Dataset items
···
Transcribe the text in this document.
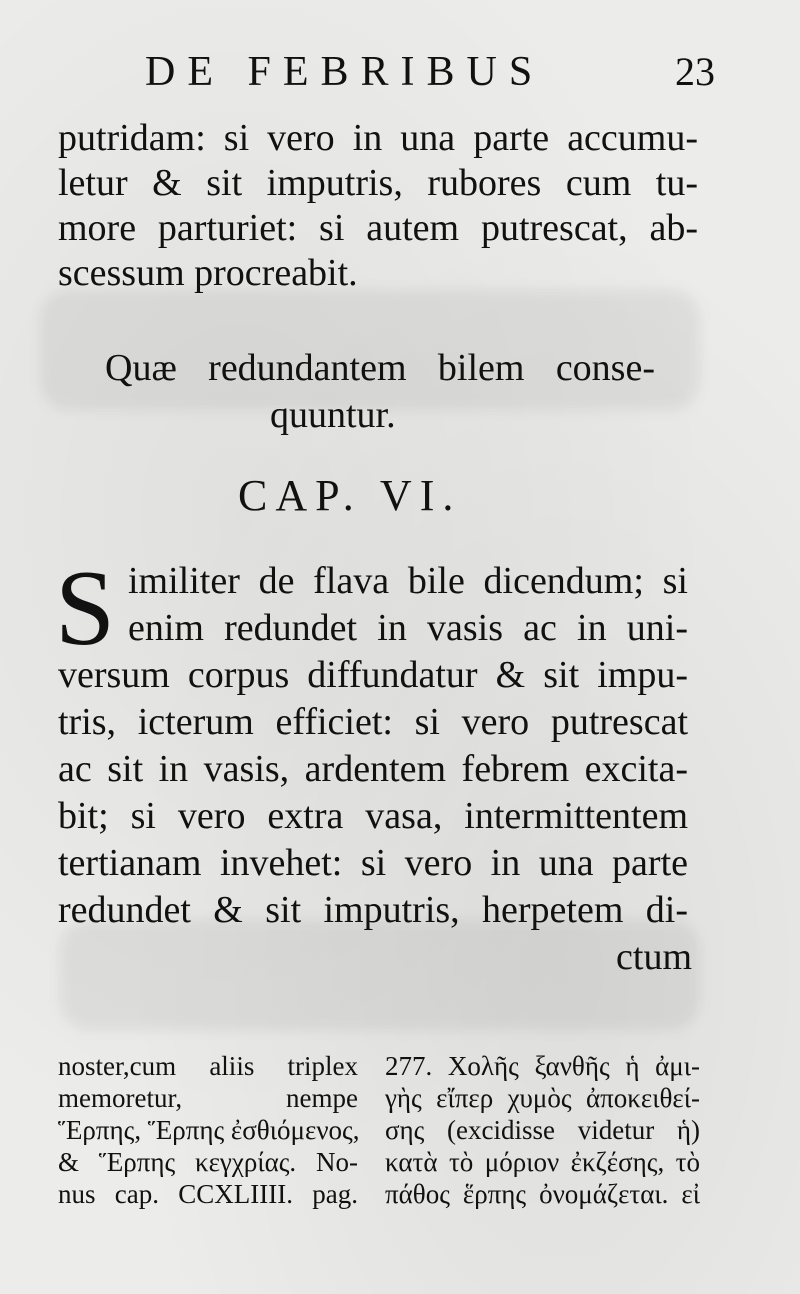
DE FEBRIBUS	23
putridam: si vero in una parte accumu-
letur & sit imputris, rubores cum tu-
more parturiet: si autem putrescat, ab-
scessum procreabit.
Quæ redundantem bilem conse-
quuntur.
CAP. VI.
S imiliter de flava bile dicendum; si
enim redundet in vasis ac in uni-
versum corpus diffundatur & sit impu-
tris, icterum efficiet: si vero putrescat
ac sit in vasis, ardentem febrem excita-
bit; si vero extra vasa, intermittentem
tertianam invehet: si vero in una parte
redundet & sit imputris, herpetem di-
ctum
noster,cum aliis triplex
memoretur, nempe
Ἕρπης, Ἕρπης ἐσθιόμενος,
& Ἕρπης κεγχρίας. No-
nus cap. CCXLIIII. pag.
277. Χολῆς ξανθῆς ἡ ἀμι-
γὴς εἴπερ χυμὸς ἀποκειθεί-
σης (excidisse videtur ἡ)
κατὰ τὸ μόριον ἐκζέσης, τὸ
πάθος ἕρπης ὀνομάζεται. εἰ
···
### [Prompt]
Each entry gets copied exactly; the pictures stay out.

### [Answer in full]
Transcribe the text in this document.
DE FEBRIBUS	23
putridam: si vero in una parte accumu-
letur & sit imputris, rubores cum tu-
more parturiet: si autem putrescat, ab-
scessum procreabit.
Quæ redundantem bilem conse-
quuntur.
CAP. VI.
S imiliter de flava bile dicendum; si
enim redundet in vasis ac in uni-
versum corpus diffundatur & sit impu-
tris, icterum efficiet: si vero putrescat
ac sit in vasis, ardentem febrem excita-
bit; si vero extra vasa, intermittentem
tertianam invehet: si vero in una parte
redundet & sit imputris, herpetem di-
ctum
noster,cum aliis triplex
memoretur, nempe
Ἕρπης, Ἕρπης ἐσθιόμενος,
& Ἕρπης κεγχρίας. No-
nus cap. CCXLIIII. pag.
277. Χολῆς ξανθῆς ἡ ἀμι-
γὴς εἴπερ χυμὸς ἀποκειθεί-
σης (excidisse videtur ἡ)
κατὰ τὸ μόριον ἐκζέσης, τὸ
πάθος ἕρπης ὀνομάζεται. εἰ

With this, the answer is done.